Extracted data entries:
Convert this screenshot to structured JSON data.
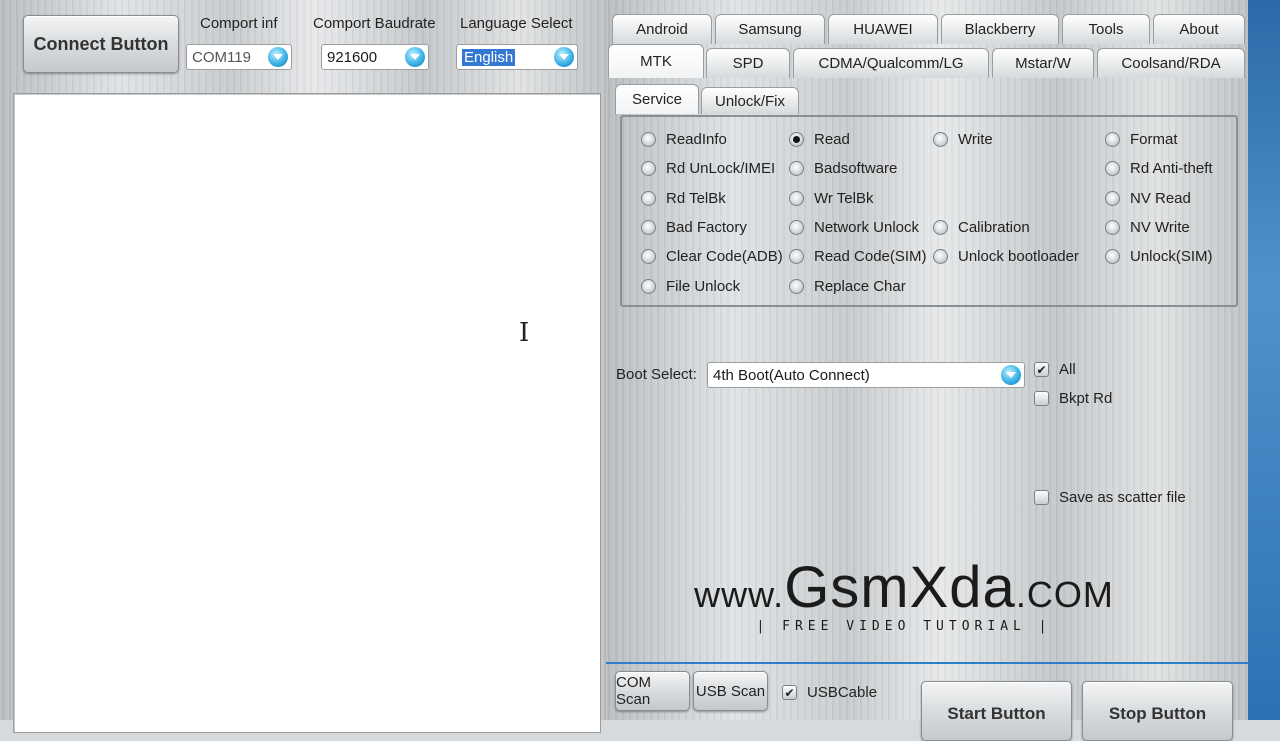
{
  "top": {
    "connect_label": "Connect Button",
    "comport_label": "Comport inf",
    "comport_value": "COM119",
    "baud_label": "Comport Baudrate",
    "baud_value": "921600",
    "lang_label": "Language Select",
    "lang_value": "English"
  },
  "brand_tabs": [
    "Android",
    "Samsung",
    "HUAWEI",
    "Blackberry",
    "Tools",
    "About"
  ],
  "chip_tabs": [
    "MTK",
    "SPD",
    "CDMA/Qualcomm/LG",
    "Mstar/W",
    "Coolsand/RDA"
  ],
  "sub_tabs": [
    "Service",
    "Unlock/Fix"
  ],
  "service": {
    "col1": [
      "ReadInfo",
      "Rd UnLock/IMEI",
      "Rd TelBk",
      "Bad Factory",
      "Clear Code(ADB)",
      "File Unlock"
    ],
    "col2": [
      "Read",
      "Badsoftware",
      "Wr TelBk",
      "Network Unlock",
      "Read Code(SIM)",
      "Replace Char"
    ],
    "col3": [
      "Write",
      "Calibration",
      "Unlock bootloader"
    ],
    "col4": [
      "Format",
      "Rd Anti-theft",
      "NV Read",
      "NV Write",
      "Unlock(SIM)"
    ],
    "selected": "Read"
  },
  "boot": {
    "label": "Boot Select:",
    "value": "4th Boot(Auto Connect)",
    "all_label": "All",
    "all_checked": true,
    "bkpt_label": "Bkpt Rd",
    "bkpt_checked": false,
    "scatter_label": "Save as scatter file",
    "scatter_checked": false
  },
  "watermark": {
    "prefix": "www.",
    "name": "GsmXda",
    "suffix": ".com",
    "sub": "| FREE VIDEO TUTORIAL |"
  },
  "bottom": {
    "com_scan": "COM Scan",
    "usb_scan": "USB Scan",
    "usb_cable": "USBCable",
    "usb_cable_checked": true,
    "start": "Start Button",
    "stop": "Stop Button"
  },
  "colors": {
    "accent_blue": "#2e7fc9",
    "selection": "#3478d1"
  }
}
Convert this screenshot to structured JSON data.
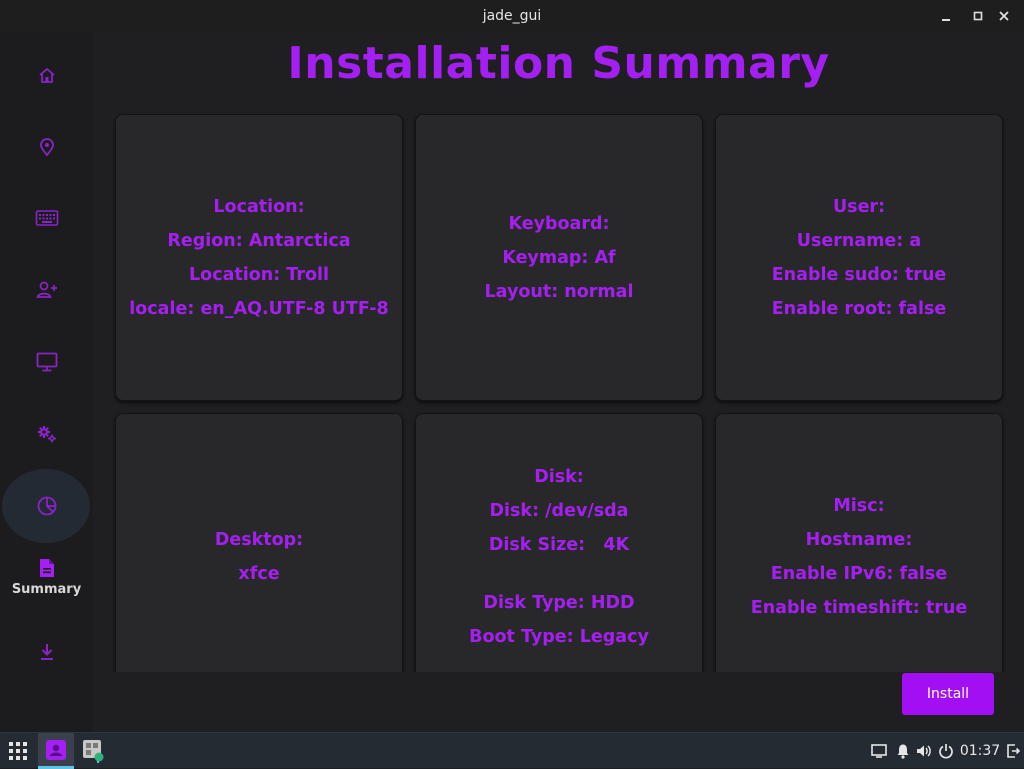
{
  "window": {
    "title": "jade_gui"
  },
  "sidebar": {
    "items": [
      {
        "icon": "home-icon",
        "label": ""
      },
      {
        "icon": "location-pin-icon",
        "label": ""
      },
      {
        "icon": "keyboard-icon",
        "label": ""
      },
      {
        "icon": "add-user-icon",
        "label": ""
      },
      {
        "icon": "monitor-icon",
        "label": ""
      },
      {
        "icon": "gears-icon",
        "label": ""
      },
      {
        "icon": "pie-chart-icon",
        "label": ""
      },
      {
        "icon": "document-icon",
        "label": "Summary"
      },
      {
        "icon": "download-icon",
        "label": ""
      }
    ]
  },
  "main": {
    "heading": "Installation Summary",
    "cards": {
      "location": [
        "Location:",
        "Region: Antarctica",
        "Location: Troll",
        "locale: en_AQ.UTF-8 UTF-8"
      ],
      "keyboard": [
        "Keyboard:",
        "Keymap: Af",
        "Layout: normal"
      ],
      "user": [
        "User:",
        "Username: a",
        "Enable sudo: true",
        "Enable root: false"
      ],
      "desktop": [
        "Desktop:",
        "xfce"
      ],
      "disk": [
        "Disk:",
        "Disk: /dev/sda",
        "Disk Size:   4K",
        "Disk Type: HDD",
        "Boot Type: Legacy"
      ],
      "misc": [
        "Misc:",
        "Hostname:",
        "Enable IPv6: false",
        "Enable timeshift: true"
      ]
    },
    "install_label": "Install"
  },
  "taskbar": {
    "clock": "01:37"
  },
  "colors": {
    "accent": "#a31ff2",
    "card_bg": "#28282a",
    "sidebar_bg": "#1c1c1e",
    "taskbar_bg": "#252b33"
  }
}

▶ [GIVEN REQUEST] Except for the pictures, copy the material above exactly.

▶ [ANSWER BELOW]
Convert this screenshot to structured JSON data.
{
  "top": {
    "connect_label": "Connect Button",
    "comport_label": "Comport inf",
    "comport_value": "COM119",
    "baud_label": "Comport Baudrate",
    "baud_value": "921600",
    "lang_label": "Language Select",
    "lang_value": "English"
  },
  "brand_tabs": [
    "Android",
    "Samsung",
    "HUAWEI",
    "Blackberry",
    "Tools",
    "About"
  ],
  "chip_tabs": [
    "MTK",
    "SPD",
    "CDMA/Qualcomm/LG",
    "Mstar/W",
    "Coolsand/RDA"
  ],
  "sub_tabs": [
    "Service",
    "Unlock/Fix"
  ],
  "service": {
    "col1": [
      "ReadInfo",
      "Rd UnLock/IMEI",
      "Rd TelBk",
      "Bad Factory",
      "Clear Code(ADB)",
      "File Unlock"
    ],
    "col2": [
      "Read",
      "Badsoftware",
      "Wr TelBk",
      "Network Unlock",
      "Read Code(SIM)",
      "Replace Char"
    ],
    "col3": [
      "Write",
      "Calibration",
      "Unlock bootloader"
    ],
    "col4": [
      "Format",
      "Rd Anti-theft",
      "NV Read",
      "NV Write",
      "Unlock(SIM)"
    ],
    "selected": "Read"
  },
  "boot": {
    "label": "Boot Select:",
    "value": "4th Boot(Auto Connect)",
    "all_label": "All",
    "all_checked": true,
    "bkpt_label": "Bkpt Rd",
    "bkpt_checked": false,
    "scatter_label": "Save as scatter file",
    "scatter_checked": false
  },
  "watermark": {
    "prefix": "www.",
    "name": "GsmXda",
    "suffix": ".com",
    "sub": "| FREE VIDEO TUTORIAL |"
  },
  "bottom": {
    "com_scan": "COM Scan",
    "usb_scan": "USB Scan",
    "usb_cable": "USBCable",
    "usb_cable_checked": true,
    "start": "Start Button",
    "stop": "Stop Button"
  },
  "colors": {
    "accent_blue": "#2e7fc9",
    "selection": "#3478d1"
  }
}
Convert this screenshot to structured JSON data.
{
  "window": {
    "title": "jade_gui"
  },
  "sidebar": {
    "items": [
      {
        "icon": "home-icon",
        "label": ""
      },
      {
        "icon": "location-pin-icon",
        "label": ""
      },
      {
        "icon": "keyboard-icon",
        "label": ""
      },
      {
        "icon": "add-user-icon",
        "label": ""
      },
      {
        "icon": "monitor-icon",
        "label": ""
      },
      {
        "icon": "gears-icon",
        "label": ""
      },
      {
        "icon": "pie-chart-icon",
        "label": ""
      },
      {
        "icon": "document-icon",
        "label": "Summary"
      },
      {
        "icon": "download-icon",
        "label": ""
      }
    ]
  },
  "main": {
    "heading": "Installation Summary",
    "cards": {
      "location": [
        "Location:",
        "Region: Antarctica",
        "Location: Troll",
        "locale: en_AQ.UTF-8 UTF-8"
      ],
      "keyboard": [
        "Keyboard:",
        "Keymap: Af",
        "Layout: normal"
      ],
      "user": [
        "User:",
        "Username: a",
        "Enable sudo: true",
        "Enable root: false"
      ],
      "desktop": [
        "Desktop:",
        "xfce"
      ],
      "disk": [
        "Disk:",
        "Disk: /dev/sda",
        "Disk Size:   4K",
        "Disk Type: HDD",
        "Boot Type: Legacy"
      ],
      "misc": [
        "Misc:",
        "Hostname:",
        "Enable IPv6: false",
        "Enable timeshift: true"
      ]
    },
    "install_label": "Install"
  },
  "taskbar": {
    "clock": "01:37"
  },
  "colors": {
    "accent": "#a31ff2",
    "card_bg": "#28282a",
    "sidebar_bg": "#1c1c1e",
    "taskbar_bg": "#252b33"
  }
}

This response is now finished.